- **Exercise task**: Among the entries, which lines carry the string "filter"? Copy each of them.

- **Dataset excerpts**:
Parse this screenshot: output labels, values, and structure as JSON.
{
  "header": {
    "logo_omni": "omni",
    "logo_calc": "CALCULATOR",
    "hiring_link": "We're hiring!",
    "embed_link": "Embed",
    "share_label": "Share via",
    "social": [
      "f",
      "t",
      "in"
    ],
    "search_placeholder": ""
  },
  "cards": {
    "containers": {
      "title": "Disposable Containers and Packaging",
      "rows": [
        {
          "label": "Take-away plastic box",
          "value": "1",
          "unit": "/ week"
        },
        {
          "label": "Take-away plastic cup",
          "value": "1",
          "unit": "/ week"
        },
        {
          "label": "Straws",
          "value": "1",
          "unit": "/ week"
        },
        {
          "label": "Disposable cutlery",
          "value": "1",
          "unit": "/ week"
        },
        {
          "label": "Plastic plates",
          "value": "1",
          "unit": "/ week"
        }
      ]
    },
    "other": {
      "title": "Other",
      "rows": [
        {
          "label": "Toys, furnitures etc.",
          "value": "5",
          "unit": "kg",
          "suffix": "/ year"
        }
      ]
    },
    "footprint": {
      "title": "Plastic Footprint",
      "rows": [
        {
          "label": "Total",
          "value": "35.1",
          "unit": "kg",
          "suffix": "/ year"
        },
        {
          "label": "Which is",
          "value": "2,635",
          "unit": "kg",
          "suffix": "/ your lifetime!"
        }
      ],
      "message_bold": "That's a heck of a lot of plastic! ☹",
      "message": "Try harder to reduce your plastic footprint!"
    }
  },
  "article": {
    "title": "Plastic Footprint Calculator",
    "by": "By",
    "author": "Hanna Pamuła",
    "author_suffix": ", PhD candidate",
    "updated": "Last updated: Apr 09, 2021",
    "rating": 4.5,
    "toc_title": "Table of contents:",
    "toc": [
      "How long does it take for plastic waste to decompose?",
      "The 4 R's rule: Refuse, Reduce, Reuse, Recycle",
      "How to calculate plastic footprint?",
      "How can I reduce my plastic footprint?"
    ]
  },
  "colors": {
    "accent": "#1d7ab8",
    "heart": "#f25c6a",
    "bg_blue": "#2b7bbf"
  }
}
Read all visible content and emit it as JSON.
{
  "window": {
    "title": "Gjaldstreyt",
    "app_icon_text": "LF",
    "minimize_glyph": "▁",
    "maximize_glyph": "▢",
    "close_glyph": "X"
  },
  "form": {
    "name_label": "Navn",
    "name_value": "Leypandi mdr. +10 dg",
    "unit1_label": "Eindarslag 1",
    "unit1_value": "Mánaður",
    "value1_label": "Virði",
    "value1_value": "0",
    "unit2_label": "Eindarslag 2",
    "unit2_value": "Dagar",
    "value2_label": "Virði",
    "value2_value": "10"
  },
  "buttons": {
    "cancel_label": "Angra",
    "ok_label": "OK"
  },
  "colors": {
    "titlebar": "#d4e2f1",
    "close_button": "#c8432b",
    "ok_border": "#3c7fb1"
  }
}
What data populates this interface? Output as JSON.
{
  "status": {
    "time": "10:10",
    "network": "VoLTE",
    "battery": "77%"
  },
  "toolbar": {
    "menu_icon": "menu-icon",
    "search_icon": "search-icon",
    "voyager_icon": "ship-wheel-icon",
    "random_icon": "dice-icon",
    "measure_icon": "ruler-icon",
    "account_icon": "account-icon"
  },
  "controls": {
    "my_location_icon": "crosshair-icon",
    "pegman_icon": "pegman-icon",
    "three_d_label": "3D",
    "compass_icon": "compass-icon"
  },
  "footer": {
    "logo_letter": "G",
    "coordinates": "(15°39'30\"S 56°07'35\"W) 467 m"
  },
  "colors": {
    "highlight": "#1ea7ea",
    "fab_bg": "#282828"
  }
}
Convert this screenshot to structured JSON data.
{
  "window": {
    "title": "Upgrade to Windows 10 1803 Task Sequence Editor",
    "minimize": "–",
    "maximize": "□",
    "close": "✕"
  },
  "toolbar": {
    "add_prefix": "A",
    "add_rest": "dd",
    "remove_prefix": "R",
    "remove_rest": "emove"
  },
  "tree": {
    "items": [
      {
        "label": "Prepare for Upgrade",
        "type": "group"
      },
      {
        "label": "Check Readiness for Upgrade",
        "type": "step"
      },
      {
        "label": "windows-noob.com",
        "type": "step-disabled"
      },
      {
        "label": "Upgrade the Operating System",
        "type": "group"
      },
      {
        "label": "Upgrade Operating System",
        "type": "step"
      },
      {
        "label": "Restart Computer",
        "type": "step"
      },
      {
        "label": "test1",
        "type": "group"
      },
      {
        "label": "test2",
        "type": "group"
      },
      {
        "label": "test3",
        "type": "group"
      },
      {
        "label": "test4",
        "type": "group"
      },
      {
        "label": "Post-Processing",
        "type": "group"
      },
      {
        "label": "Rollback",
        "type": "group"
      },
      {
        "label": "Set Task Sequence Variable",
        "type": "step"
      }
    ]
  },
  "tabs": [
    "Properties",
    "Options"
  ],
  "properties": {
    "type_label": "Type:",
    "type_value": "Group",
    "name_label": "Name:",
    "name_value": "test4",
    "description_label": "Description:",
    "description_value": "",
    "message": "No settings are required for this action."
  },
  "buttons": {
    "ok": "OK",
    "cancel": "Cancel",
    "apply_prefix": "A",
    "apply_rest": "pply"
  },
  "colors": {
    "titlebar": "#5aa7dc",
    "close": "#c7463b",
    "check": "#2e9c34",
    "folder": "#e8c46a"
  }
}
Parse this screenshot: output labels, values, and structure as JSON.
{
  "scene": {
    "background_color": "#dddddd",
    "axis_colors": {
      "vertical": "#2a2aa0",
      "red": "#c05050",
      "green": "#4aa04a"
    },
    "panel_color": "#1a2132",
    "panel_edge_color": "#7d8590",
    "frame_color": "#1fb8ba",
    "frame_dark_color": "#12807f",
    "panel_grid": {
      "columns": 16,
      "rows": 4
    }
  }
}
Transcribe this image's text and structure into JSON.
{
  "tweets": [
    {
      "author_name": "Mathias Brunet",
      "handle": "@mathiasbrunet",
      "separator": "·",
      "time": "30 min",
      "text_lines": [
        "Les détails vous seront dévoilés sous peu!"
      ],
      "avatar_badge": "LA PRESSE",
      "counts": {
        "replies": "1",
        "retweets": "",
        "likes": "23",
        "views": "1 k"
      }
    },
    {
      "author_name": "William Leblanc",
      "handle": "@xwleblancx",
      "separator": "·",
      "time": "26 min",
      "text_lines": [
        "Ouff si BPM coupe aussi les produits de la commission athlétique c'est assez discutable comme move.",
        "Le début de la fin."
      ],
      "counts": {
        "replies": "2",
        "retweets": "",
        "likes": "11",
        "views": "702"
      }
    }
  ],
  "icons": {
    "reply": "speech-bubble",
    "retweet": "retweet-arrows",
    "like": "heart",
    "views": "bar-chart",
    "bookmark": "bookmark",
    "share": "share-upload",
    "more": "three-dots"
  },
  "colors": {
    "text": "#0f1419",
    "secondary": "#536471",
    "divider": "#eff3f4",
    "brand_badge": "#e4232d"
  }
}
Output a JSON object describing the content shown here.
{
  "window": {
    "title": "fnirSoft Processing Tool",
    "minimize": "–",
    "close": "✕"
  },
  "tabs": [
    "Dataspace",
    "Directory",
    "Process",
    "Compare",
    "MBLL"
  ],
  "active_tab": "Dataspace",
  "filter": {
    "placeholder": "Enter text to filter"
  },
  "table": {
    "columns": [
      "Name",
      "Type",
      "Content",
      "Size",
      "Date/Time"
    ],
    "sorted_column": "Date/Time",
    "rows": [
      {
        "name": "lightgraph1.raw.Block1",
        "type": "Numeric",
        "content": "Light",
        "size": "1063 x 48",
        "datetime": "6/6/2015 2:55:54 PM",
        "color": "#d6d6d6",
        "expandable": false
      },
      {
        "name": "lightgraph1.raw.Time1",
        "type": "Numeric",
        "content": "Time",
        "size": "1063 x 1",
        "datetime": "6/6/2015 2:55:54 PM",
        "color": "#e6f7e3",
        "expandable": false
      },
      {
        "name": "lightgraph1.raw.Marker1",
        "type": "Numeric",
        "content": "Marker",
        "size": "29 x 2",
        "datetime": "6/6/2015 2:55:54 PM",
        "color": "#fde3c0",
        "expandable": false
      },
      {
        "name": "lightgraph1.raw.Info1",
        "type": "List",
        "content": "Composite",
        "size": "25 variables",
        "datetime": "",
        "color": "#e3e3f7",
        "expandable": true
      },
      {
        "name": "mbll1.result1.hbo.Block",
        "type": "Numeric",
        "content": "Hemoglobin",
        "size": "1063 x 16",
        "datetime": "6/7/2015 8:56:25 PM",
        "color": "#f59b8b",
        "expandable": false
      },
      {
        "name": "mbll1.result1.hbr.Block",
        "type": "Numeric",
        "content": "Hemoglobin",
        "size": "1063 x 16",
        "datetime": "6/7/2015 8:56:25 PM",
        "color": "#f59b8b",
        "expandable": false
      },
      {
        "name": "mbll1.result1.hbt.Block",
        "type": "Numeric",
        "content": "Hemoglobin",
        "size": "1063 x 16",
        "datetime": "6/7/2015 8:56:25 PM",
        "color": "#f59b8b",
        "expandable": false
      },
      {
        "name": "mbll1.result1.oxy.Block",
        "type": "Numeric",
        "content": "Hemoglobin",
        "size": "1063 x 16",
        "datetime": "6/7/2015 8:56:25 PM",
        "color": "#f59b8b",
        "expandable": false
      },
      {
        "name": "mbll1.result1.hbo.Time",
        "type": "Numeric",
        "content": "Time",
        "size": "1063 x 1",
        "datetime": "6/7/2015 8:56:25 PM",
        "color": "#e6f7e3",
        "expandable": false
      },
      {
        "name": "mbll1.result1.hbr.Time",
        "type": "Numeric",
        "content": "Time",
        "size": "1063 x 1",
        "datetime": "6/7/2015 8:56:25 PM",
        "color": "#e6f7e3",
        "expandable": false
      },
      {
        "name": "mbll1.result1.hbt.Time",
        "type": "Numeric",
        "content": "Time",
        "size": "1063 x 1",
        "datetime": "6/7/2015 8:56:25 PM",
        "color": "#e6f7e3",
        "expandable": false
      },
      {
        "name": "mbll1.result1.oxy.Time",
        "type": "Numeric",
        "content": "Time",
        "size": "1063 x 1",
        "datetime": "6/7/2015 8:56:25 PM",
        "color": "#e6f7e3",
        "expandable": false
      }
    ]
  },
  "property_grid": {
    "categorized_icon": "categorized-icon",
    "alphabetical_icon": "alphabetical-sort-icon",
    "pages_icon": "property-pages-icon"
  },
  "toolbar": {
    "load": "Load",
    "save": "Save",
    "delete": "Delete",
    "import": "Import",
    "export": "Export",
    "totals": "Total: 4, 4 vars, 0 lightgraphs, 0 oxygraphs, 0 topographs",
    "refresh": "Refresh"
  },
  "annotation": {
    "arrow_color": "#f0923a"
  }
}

- **Complete response**:
  "filter": {
    "placeholder": "Enter text to filter"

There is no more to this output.